[Structured figure records]
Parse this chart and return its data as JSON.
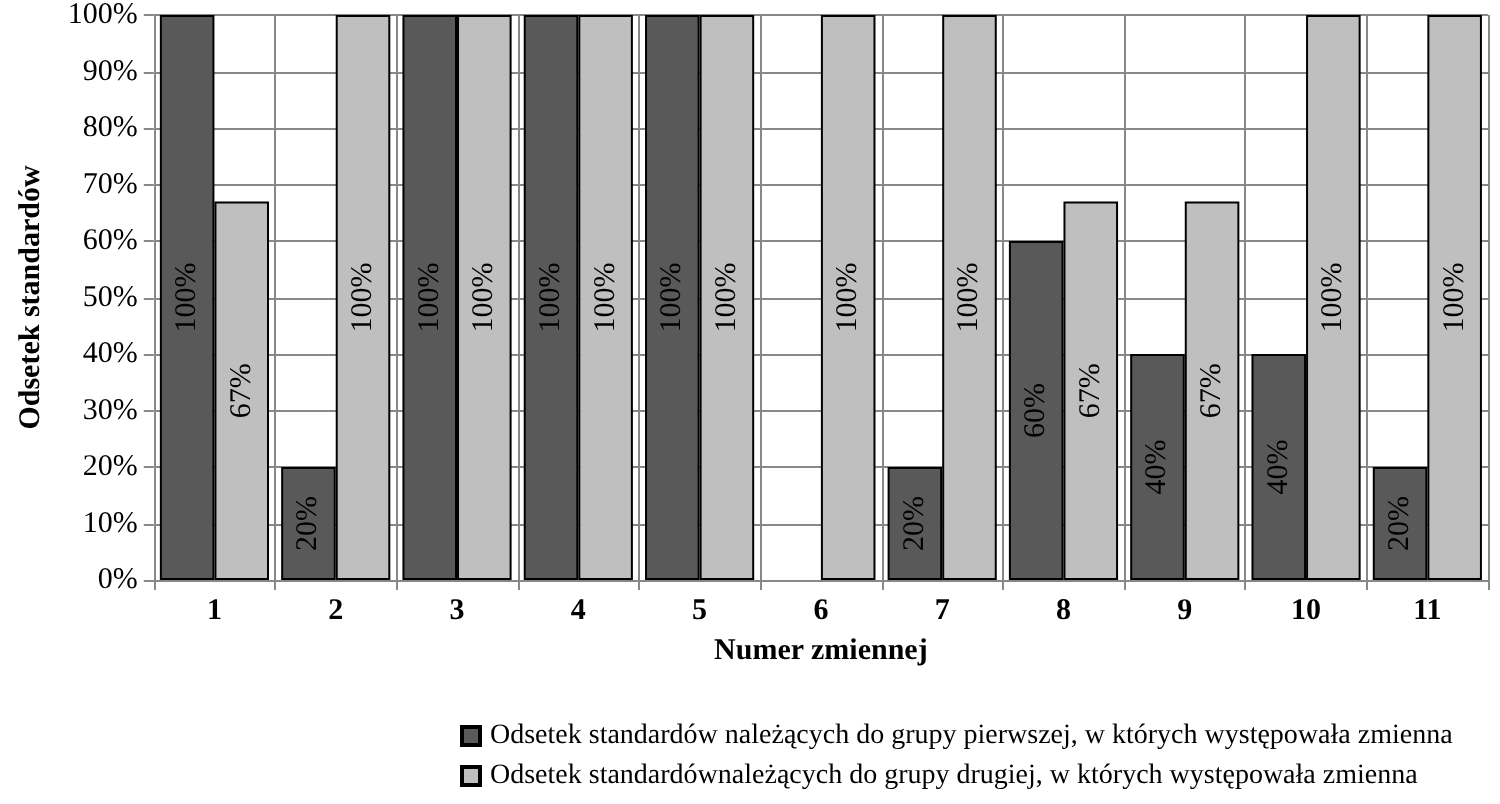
{
  "chart_data": {
    "type": "bar",
    "xlabel": "Numer zmiennej",
    "ylabel": "Odsetek standardów",
    "categories": [
      "1",
      "2",
      "3",
      "4",
      "5",
      "6",
      "7",
      "8",
      "9",
      "10",
      "11"
    ],
    "series": [
      {
        "name": "Odsetek standardów należących do grupy pierwszej, w których występowała zmienna",
        "color": "#595959",
        "values": [
          100,
          20,
          100,
          100,
          100,
          null,
          20,
          60,
          40,
          40,
          20
        ],
        "value_labels": [
          "100%",
          "20%",
          "100%",
          "100%",
          "100%",
          null,
          "20%",
          "60%",
          "40%",
          "40%",
          "20%"
        ]
      },
      {
        "name": "Odsetek standardównależących do grupy drugiej, w których występowała zmienna",
        "color": "#bfbfbf",
        "values": [
          67,
          100,
          100,
          100,
          100,
          100,
          100,
          67,
          67,
          100,
          100
        ],
        "value_labels": [
          "67%",
          "100%",
          "100%",
          "100%",
          "100%",
          "100%",
          "100%",
          "67%",
          "67%",
          "100%",
          "100%"
        ]
      }
    ],
    "ylim": [
      0,
      100
    ],
    "yticks": [
      {
        "value": 0,
        "label": "0%"
      },
      {
        "value": 10,
        "label": "10%"
      },
      {
        "value": 20,
        "label": "20%"
      },
      {
        "value": 30,
        "label": "30%"
      },
      {
        "value": 40,
        "label": "40%"
      },
      {
        "value": 50,
        "label": "50%"
      },
      {
        "value": 60,
        "label": "60%"
      },
      {
        "value": 70,
        "label": "70%"
      },
      {
        "value": 80,
        "label": "80%"
      },
      {
        "value": 90,
        "label": "90%"
      },
      {
        "value": 100,
        "label": "100%"
      }
    ],
    "grid": true,
    "legend": "bottom"
  }
}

Job ::
Reproduce every entry exactly, but omit each picture.

Output of the task ::
Parse this chart and return its data as JSON.
{
  "chart_data": {
    "type": "bar",
    "xlabel": "Numer zmiennej",
    "ylabel": "Odsetek standardów",
    "categories": [
      "1",
      "2",
      "3",
      "4",
      "5",
      "6",
      "7",
      "8",
      "9",
      "10",
      "11"
    ],
    "series": [
      {
        "name": "Odsetek standardów należących do grupy pierwszej, w których występowała zmienna",
        "color": "#595959",
        "values": [
          100,
          20,
          100,
          100,
          100,
          null,
          20,
          60,
          40,
          40,
          20
        ],
        "value_labels": [
          "100%",
          "20%",
          "100%",
          "100%",
          "100%",
          null,
          "20%",
          "60%",
          "40%",
          "40%",
          "20%"
        ]
      },
      {
        "name": "Odsetek standardównależących do grupy drugiej, w których występowała zmienna",
        "color": "#bfbfbf",
        "values": [
          67,
          100,
          100,
          100,
          100,
          100,
          100,
          67,
          67,
          100,
          100
        ],
        "value_labels": [
          "67%",
          "100%",
          "100%",
          "100%",
          "100%",
          "100%",
          "100%",
          "67%",
          "67%",
          "100%",
          "100%"
        ]
      }
    ],
    "ylim": [
      0,
      100
    ],
    "yticks": [
      {
        "value": 0,
        "label": "0%"
      },
      {
        "value": 10,
        "label": "10%"
      },
      {
        "value": 20,
        "label": "20%"
      },
      {
        "value": 30,
        "label": "30%"
      },
      {
        "value": 40,
        "label": "40%"
      },
      {
        "value": 50,
        "label": "50%"
      },
      {
        "value": 60,
        "label": "60%"
      },
      {
        "value": 70,
        "label": "70%"
      },
      {
        "value": 80,
        "label": "80%"
      },
      {
        "value": 90,
        "label": "90%"
      },
      {
        "value": 100,
        "label": "100%"
      }
    ],
    "grid": true,
    "legend": "bottom"
  }
}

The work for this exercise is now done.